◆ Task goal
Below are some records: retype them all exactly, but not the pictures.

::: Records for this task

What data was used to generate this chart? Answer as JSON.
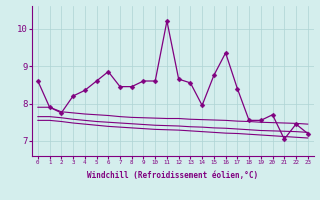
{
  "xlabel": "Windchill (Refroidissement éolien,°C)",
  "x_values": [
    0,
    1,
    2,
    3,
    4,
    5,
    6,
    7,
    8,
    9,
    10,
    11,
    12,
    13,
    14,
    15,
    16,
    17,
    18,
    19,
    20,
    21,
    22,
    23
  ],
  "main_line": [
    8.6,
    7.9,
    7.75,
    8.2,
    8.35,
    8.6,
    8.85,
    8.45,
    8.45,
    8.6,
    8.6,
    10.2,
    8.65,
    8.55,
    7.95,
    8.75,
    9.35,
    8.4,
    7.55,
    7.55,
    7.7,
    7.05,
    7.45,
    7.2
  ],
  "upper_line": [
    7.9,
    7.9,
    7.78,
    7.75,
    7.72,
    7.7,
    7.68,
    7.65,
    7.63,
    7.62,
    7.61,
    7.6,
    7.6,
    7.58,
    7.57,
    7.56,
    7.55,
    7.53,
    7.52,
    7.5,
    7.49,
    7.48,
    7.47,
    7.45
  ],
  "middle_line": [
    7.65,
    7.65,
    7.62,
    7.58,
    7.55,
    7.52,
    7.5,
    7.48,
    7.46,
    7.44,
    7.42,
    7.41,
    7.4,
    7.38,
    7.37,
    7.35,
    7.34,
    7.32,
    7.3,
    7.28,
    7.27,
    7.26,
    7.25,
    7.23
  ],
  "lower_line": [
    7.55,
    7.55,
    7.52,
    7.48,
    7.45,
    7.42,
    7.39,
    7.37,
    7.35,
    7.33,
    7.31,
    7.3,
    7.29,
    7.27,
    7.25,
    7.23,
    7.21,
    7.2,
    7.18,
    7.16,
    7.14,
    7.12,
    7.1,
    7.08
  ],
  "line_color": "#800080",
  "bg_color": "#d4eeed",
  "grid_color": "#aed4d4",
  "ylim": [
    6.6,
    10.6
  ],
  "yticks": [
    7,
    8,
    9,
    10
  ],
  "marker": "D",
  "marker_size": 2.5
}
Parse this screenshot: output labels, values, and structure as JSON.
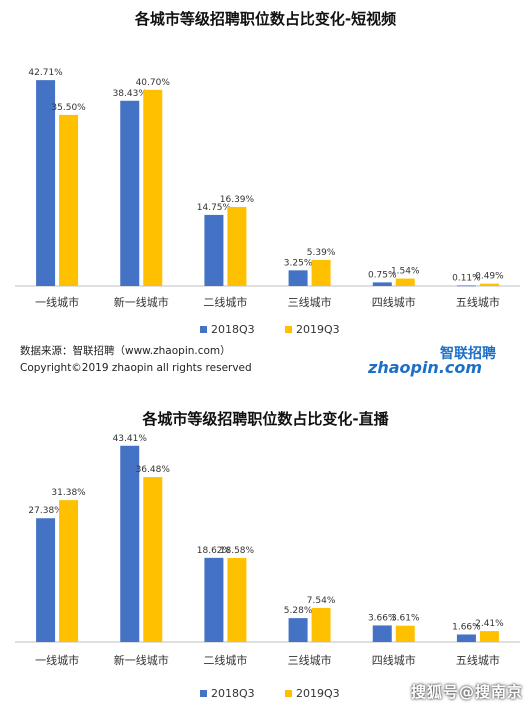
{
  "chart_data": [
    {
      "type": "bar",
      "title": "各城市等级招聘职位数占比变化-短视频",
      "categories": [
        "一线城市",
        "新一线城市",
        "二线城市",
        "三线城市",
        "四线城市",
        "五线城市"
      ],
      "series": [
        {
          "name": "2018Q3",
          "color": "#4472C4",
          "values": [
            42.71,
            38.43,
            14.75,
            3.25,
            0.75,
            0.11
          ],
          "labels": [
            "42.71%",
            "38.43%",
            "14.75%",
            "3.25%",
            "0.75%",
            "0.11%"
          ]
        },
        {
          "name": "2019Q3",
          "color": "#FFC000",
          "values": [
            35.5,
            40.7,
            16.39,
            5.39,
            1.54,
            0.49
          ],
          "labels": [
            "35.50%",
            "40.70%",
            "16.39%",
            "5.39%",
            "1.54%",
            "0.49%"
          ]
        }
      ],
      "ylim": [
        0,
        50
      ],
      "grid": false,
      "legend": "bottom"
    },
    {
      "type": "bar",
      "title": "各城市等级招聘职位数占比变化-直播",
      "categories": [
        "一线城市",
        "新一线城市",
        "二线城市",
        "三线城市",
        "四线城市",
        "五线城市"
      ],
      "series": [
        {
          "name": "2018Q3",
          "color": "#4472C4",
          "values": [
            27.38,
            43.41,
            18.62,
            5.28,
            3.66,
            1.66
          ],
          "labels": [
            "27.38%",
            "43.41%",
            "18.62%",
            "5.28%",
            "3.66%",
            "1.66%"
          ]
        },
        {
          "name": "2019Q3",
          "color": "#FFC000",
          "values": [
            31.38,
            36.48,
            18.58,
            7.54,
            3.61,
            2.41
          ],
          "labels": [
            "31.38%",
            "36.48%",
            "18.58%",
            "7.54%",
            "3.61%",
            "2.41%"
          ]
        }
      ],
      "ylim": [
        0,
        50
      ],
      "grid": false,
      "legend": "bottom"
    }
  ],
  "footer": {
    "source": "数据来源：智联招聘（www.zhaopin.com）",
    "copyright": "Copyright©2019 zhaopin all rights reserved"
  },
  "logo": {
    "cn": "智联招聘",
    "en": "zhaopin.com",
    "color_blue": "#1E6FC8",
    "color_orange": "#F39800"
  },
  "watermark": "搜狐号@搜南京"
}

::::::

◆ Solution to this exercise
What data was used to generate this chart? Answer as JSON.
{
  "xlabel": "Windchill (Refroidissement éolien,°C)",
  "x_values": [
    0,
    1,
    2,
    3,
    4,
    5,
    6,
    7,
    8,
    9,
    10,
    11,
    12,
    13,
    14,
    15,
    16,
    17,
    18,
    19,
    20,
    21,
    22,
    23
  ],
  "main_line": [
    8.6,
    7.9,
    7.75,
    8.2,
    8.35,
    8.6,
    8.85,
    8.45,
    8.45,
    8.6,
    8.6,
    10.2,
    8.65,
    8.55,
    7.95,
    8.75,
    9.35,
    8.4,
    7.55,
    7.55,
    7.7,
    7.05,
    7.45,
    7.2
  ],
  "upper_line": [
    7.9,
    7.9,
    7.78,
    7.75,
    7.72,
    7.7,
    7.68,
    7.65,
    7.63,
    7.62,
    7.61,
    7.6,
    7.6,
    7.58,
    7.57,
    7.56,
    7.55,
    7.53,
    7.52,
    7.5,
    7.49,
    7.48,
    7.47,
    7.45
  ],
  "middle_line": [
    7.65,
    7.65,
    7.62,
    7.58,
    7.55,
    7.52,
    7.5,
    7.48,
    7.46,
    7.44,
    7.42,
    7.41,
    7.4,
    7.38,
    7.37,
    7.35,
    7.34,
    7.32,
    7.3,
    7.28,
    7.27,
    7.26,
    7.25,
    7.23
  ],
  "lower_line": [
    7.55,
    7.55,
    7.52,
    7.48,
    7.45,
    7.42,
    7.39,
    7.37,
    7.35,
    7.33,
    7.31,
    7.3,
    7.29,
    7.27,
    7.25,
    7.23,
    7.21,
    7.2,
    7.18,
    7.16,
    7.14,
    7.12,
    7.1,
    7.08
  ],
  "line_color": "#800080",
  "bg_color": "#d4eeed",
  "grid_color": "#aed4d4",
  "ylim": [
    6.6,
    10.6
  ],
  "yticks": [
    7,
    8,
    9,
    10
  ],
  "marker": "D",
  "marker_size": 2.5
}
Parse this screenshot: output labels, values, and structure as JSON.
{
  "chart_data": [
    {
      "type": "bar",
      "title": "各城市等级招聘职位数占比变化-短视频",
      "categories": [
        "一线城市",
        "新一线城市",
        "二线城市",
        "三线城市",
        "四线城市",
        "五线城市"
      ],
      "series": [
        {
          "name": "2018Q3",
          "color": "#4472C4",
          "values": [
            42.71,
            38.43,
            14.75,
            3.25,
            0.75,
            0.11
          ],
          "labels": [
            "42.71%",
            "38.43%",
            "14.75%",
            "3.25%",
            "0.75%",
            "0.11%"
          ]
        },
        {
          "name": "2019Q3",
          "color": "#FFC000",
          "values": [
            35.5,
            40.7,
            16.39,
            5.39,
            1.54,
            0.49
          ],
          "labels": [
            "35.50%",
            "40.70%",
            "16.39%",
            "5.39%",
            "1.54%",
            "0.49%"
          ]
        }
      ],
      "ylim": [
        0,
        50
      ],
      "grid": false,
      "legend": "bottom"
    },
    {
      "type": "bar",
      "title": "各城市等级招聘职位数占比变化-直播",
      "categories": [
        "一线城市",
        "新一线城市",
        "二线城市",
        "三线城市",
        "四线城市",
        "五线城市"
      ],
      "series": [
        {
          "name": "2018Q3",
          "color": "#4472C4",
          "values": [
            27.38,
            43.41,
            18.62,
            5.28,
            3.66,
            1.66
          ],
          "labels": [
            "27.38%",
            "43.41%",
            "18.62%",
            "5.28%",
            "3.66%",
            "1.66%"
          ]
        },
        {
          "name": "2019Q3",
          "color": "#FFC000",
          "values": [
            31.38,
            36.48,
            18.58,
            7.54,
            3.61,
            2.41
          ],
          "labels": [
            "31.38%",
            "36.48%",
            "18.58%",
            "7.54%",
            "3.61%",
            "2.41%"
          ]
        }
      ],
      "ylim": [
        0,
        50
      ],
      "grid": false,
      "legend": "bottom"
    }
  ],
  "footer": {
    "source": "数据来源：智联招聘（www.zhaopin.com）",
    "copyright": "Copyright©2019 zhaopin all rights reserved"
  },
  "logo": {
    "cn": "智联招聘",
    "en": "zhaopin.com",
    "color_blue": "#1E6FC8",
    "color_orange": "#F39800"
  },
  "watermark": "搜狐号@搜南京"
}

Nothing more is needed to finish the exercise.